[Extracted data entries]
┄┄┄┄┄┄

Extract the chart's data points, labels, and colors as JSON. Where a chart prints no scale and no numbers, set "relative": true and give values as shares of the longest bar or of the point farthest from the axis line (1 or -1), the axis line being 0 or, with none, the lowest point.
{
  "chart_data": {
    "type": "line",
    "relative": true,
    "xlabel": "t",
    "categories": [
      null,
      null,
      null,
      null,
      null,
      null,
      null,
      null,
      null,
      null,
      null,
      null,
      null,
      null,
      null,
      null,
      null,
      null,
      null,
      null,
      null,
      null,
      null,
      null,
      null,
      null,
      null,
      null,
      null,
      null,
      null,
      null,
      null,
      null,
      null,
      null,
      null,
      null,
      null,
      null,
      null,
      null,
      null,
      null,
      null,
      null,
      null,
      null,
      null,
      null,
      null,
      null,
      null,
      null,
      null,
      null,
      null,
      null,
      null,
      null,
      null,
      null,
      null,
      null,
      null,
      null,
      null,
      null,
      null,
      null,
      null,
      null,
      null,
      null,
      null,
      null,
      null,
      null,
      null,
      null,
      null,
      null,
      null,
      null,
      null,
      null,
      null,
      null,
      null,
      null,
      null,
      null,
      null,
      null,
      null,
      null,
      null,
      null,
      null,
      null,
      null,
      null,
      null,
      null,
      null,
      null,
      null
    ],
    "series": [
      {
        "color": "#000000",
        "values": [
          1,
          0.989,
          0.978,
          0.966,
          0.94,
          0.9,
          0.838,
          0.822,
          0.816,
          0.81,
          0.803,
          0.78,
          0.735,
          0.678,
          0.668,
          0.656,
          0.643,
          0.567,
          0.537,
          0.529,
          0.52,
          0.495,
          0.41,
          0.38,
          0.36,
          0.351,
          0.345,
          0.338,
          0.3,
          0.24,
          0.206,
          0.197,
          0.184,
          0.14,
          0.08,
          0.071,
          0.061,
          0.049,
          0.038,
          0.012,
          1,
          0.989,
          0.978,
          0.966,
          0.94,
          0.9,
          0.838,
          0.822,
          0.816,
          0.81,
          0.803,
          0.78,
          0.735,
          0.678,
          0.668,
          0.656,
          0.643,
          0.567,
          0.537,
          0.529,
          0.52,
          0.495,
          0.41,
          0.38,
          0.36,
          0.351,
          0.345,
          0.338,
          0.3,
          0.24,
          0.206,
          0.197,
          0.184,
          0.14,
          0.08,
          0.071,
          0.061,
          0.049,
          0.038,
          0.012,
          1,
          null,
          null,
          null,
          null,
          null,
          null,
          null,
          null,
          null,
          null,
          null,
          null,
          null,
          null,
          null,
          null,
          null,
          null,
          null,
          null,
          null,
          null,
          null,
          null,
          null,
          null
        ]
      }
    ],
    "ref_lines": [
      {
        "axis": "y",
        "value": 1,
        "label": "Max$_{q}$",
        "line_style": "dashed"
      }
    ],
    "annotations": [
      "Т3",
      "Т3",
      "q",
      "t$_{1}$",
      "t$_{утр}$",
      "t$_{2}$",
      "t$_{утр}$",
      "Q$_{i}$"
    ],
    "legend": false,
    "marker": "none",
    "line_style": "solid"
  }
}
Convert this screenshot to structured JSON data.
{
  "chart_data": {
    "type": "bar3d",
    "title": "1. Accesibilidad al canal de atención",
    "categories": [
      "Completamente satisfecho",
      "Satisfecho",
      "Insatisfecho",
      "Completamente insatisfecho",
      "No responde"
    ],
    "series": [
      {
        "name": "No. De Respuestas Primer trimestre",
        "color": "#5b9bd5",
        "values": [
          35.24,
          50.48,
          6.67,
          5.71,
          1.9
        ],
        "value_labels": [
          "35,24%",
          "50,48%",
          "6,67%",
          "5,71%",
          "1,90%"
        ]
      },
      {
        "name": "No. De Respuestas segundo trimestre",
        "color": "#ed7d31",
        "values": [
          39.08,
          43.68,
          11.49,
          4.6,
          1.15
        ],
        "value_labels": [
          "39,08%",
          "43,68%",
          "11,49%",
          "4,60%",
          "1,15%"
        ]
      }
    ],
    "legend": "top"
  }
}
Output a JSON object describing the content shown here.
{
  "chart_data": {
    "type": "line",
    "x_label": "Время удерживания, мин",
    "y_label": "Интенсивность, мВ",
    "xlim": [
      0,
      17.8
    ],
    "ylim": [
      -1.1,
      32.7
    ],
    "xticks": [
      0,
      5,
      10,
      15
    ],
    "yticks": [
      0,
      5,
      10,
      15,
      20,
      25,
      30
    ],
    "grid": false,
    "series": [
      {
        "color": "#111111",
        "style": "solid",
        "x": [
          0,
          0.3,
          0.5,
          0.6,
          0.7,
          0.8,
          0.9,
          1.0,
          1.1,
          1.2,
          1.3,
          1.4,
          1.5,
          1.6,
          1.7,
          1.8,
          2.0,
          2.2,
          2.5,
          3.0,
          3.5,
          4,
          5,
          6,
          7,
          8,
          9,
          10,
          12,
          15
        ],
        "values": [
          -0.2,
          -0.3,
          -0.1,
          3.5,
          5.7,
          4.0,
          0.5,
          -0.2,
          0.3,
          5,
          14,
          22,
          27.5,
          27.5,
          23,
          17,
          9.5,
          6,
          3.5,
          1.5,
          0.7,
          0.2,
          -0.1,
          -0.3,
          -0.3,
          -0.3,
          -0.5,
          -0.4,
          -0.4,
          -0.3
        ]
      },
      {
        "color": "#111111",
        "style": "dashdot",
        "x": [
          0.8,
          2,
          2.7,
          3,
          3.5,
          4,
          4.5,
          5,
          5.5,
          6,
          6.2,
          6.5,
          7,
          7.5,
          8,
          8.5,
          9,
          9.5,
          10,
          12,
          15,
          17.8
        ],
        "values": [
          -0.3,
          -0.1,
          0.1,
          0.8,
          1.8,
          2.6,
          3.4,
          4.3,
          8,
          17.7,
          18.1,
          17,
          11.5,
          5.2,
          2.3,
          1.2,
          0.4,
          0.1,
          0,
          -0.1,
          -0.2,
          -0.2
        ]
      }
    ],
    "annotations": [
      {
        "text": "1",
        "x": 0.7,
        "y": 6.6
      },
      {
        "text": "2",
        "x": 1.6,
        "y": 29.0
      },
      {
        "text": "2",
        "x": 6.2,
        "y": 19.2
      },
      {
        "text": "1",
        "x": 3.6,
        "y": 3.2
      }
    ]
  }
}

┄┄┄┄┄┄

▸ **PROBLEM TO WORK ON**: Give all the records again. Match them exactly.

▸ **RESPONSE TO THE EXERCISE**:
Extract the chart's data points, labels, and colors as JSON. Where a chart prints no scale and no numbers, set "relative": true and give values as shares of the longest bar or of the point farthest from the axis line (1 or -1), the axis line being 0 or, with none, the lowest point.
{
  "chart_data": {
    "type": "line",
    "relative": true,
    "xlabel": "t",
    "categories": [
      null,
      null,
      null,
      null,
      null,
      null,
      null,
      null,
      null,
      null,
      null,
      null,
      null,
      null,
      null,
      null,
      null,
      null,
      null,
      null,
      null,
      null,
      null,
      null,
      null,
      null,
      null,
      null,
      null,
      null,
      null,
      null,
      null,
      null,
      null,
      null,
      null,
      null,
      null,
      null,
      null,
      null,
      null,
      null,
      null,
      null,
      null,
      null,
      null,
      null,
      null,
      null,
      null,
      null,
      null,
      null,
      null,
      null,
      null,
      null,
      null,
      null,
      null,
      null,
      null,
      null,
      null,
      null,
      null,
      null,
      null,
      null,
      null,
      null,
      null,
      null,
      null,
      null,
      null,
      null,
      null,
      null,
      null,
      null,
      null,
      null,
      null,
      null,
      null,
      null,
      null,
      null,
      null,
      null,
      null,
      null,
      null,
      null,
      null,
      null,
      null,
      null,
      null,
      null,
      null,
      null,
      null
    ],
    "series": [
      {
        "color": "#000000",
        "values": [
          1,
          0.989,
          0.978,
          0.966,
          0.94,
          0.9,
          0.838,
          0.822,
          0.816,
          0.81,
          0.803,
          0.78,
          0.735,
          0.678,
          0.668,
          0.656,
          0.643,
          0.567,
          0.537,
          0.529,
          0.52,
          0.495,
          0.41,
          0.38,
          0.36,
          0.351,
          0.345,
          0.338,
          0.3,
          0.24,
          0.206,
          0.197,
          0.184,
          0.14,
          0.08,
          0.071,
          0.061,
          0.049,
          0.038,
          0.012,
          1,
          0.989,
          0.978,
          0.966,
          0.94,
          0.9,
          0.838,
          0.822,
          0.816,
          0.81,
          0.803,
          0.78,
          0.735,
          0.678,
          0.668,
          0.656,
          0.643,
          0.567,
          0.537,
          0.529,
          0.52,
          0.495,
          0.41,
          0.38,
          0.36,
          0.351,
          0.345,
          0.338,
          0.3,
          0.24,
          0.206,
          0.197,
          0.184,
          0.14,
          0.08,
          0.071,
          0.061,
          0.049,
          0.038,
          0.012,
          1,
          null,
          null,
          null,
          null,
          null,
          null,
          null,
          null,
          null,
          null,
          null,
          null,
          null,
          null,
          null,
          null,
          null,
          null,
          null,
          null,
          null,
          null,
          null,
          null,
          null,
          null
        ]
      }
    ],
    "ref_lines": [
      {
        "axis": "y",
        "value": 1,
        "label": "Max$_{q}$",
        "line_style": "dashed"
      }
    ],
    "annotations": [
      "Т3",
      "Т3",
      "q",
      "t$_{1}$",
      "t$_{утр}$",
      "t$_{2}$",
      "t$_{утр}$",
      "Q$_{i}$"
    ],
    "legend": false,
    "marker": "none",
    "line_style": "solid"
  }
}
Convert this screenshot to structured JSON data.
{
  "chart_data": {
    "type": "bar3d",
    "title": "1. Accesibilidad al canal de atención",
    "categories": [
      "Completamente satisfecho",
      "Satisfecho",
      "Insatisfecho",
      "Completamente insatisfecho",
      "No responde"
    ],
    "series": [
      {
        "name": "No. De Respuestas Primer trimestre",
        "color": "#5b9bd5",
        "values": [
          35.24,
          50.48,
          6.67,
          5.71,
          1.9
        ],
        "value_labels": [
          "35,24%",
          "50,48%",
          "6,67%",
          "5,71%",
          "1,90%"
        ]
      },
      {
        "name": "No. De Respuestas segundo trimestre",
        "color": "#ed7d31",
        "values": [
          39.08,
          43.68,
          11.49,
          4.6,
          1.15
        ],
        "value_labels": [
          "39,08%",
          "43,68%",
          "11,49%",
          "4,60%",
          "1,15%"
        ]
      }
    ],
    "legend": "top"
  }
}
Output a JSON object describing the content shown here.
{
  "chart_data": {
    "type": "line",
    "x_label": "Время удерживания, мин",
    "y_label": "Интенсивность, мВ",
    "xlim": [
      0,
      17.8
    ],
    "ylim": [
      -1.1,
      32.7
    ],
    "xticks": [
      0,
      5,
      10,
      15
    ],
    "yticks": [
      0,
      5,
      10,
      15,
      20,
      25,
      30
    ],
    "grid": false,
    "series": [
      {
        "color": "#111111",
        "style": "solid",
        "x": [
          0,
          0.3,
          0.5,
          0.6,
          0.7,
          0.8,
          0.9,
          1.0,
          1.1,
          1.2,
          1.3,
          1.4,
          1.5,
          1.6,
          1.7,
          1.8,
          2.0,
          2.2,
          2.5,
          3.0,
          3.5,
          4,
          5,
          6,
          7,
          8,
          9,
          10,
          12,
          15
        ],
        "values": [
          -0.2,
          -0.3,
          -0.1,
          3.5,
          5.7,
          4.0,
          0.5,
          -0.2,
          0.3,
          5,
          14,
          22,
          27.5,
          27.5,
          23,
          17,
          9.5,
          6,
          3.5,
          1.5,
          0.7,
          0.2,
          -0.1,
          -0.3,
          -0.3,
          -0.3,
          -0.5,
          -0.4,
          -0.4,
          -0.3
        ]
      },
      {
        "color": "#111111",
        "style": "dashdot",
        "x": [
          0.8,
          2,
          2.7,
          3,
          3.5,
          4,
          4.5,
          5,
          5.5,
          6,
          6.2,
          6.5,
          7,
          7.5,
          8,
          8.5,
          9,
          9.5,
          10,
          12,
          15,
          17.8
        ],
        "values": [
          -0.3,
          -0.1,
          0.1,
          0.8,
          1.8,
          2.6,
          3.4,
          4.3,
          8,
          17.7,
          18.1,
          17,
          11.5,
          5.2,
          2.3,
          1.2,
          0.4,
          0.1,
          0,
          -0.1,
          -0.2,
          -0.2
        ]
      }
    ],
    "annotations": [
      {
        "text": "1",
        "x": 0.7,
        "y": 6.6
      },
      {
        "text": "2",
        "x": 1.6,
        "y": 29.0
      },
      {
        "text": "2",
        "x": 6.2,
        "y": 19.2
      },
      {
        "text": "1",
        "x": 3.6,
        "y": 3.2
      }
    ]
  }
}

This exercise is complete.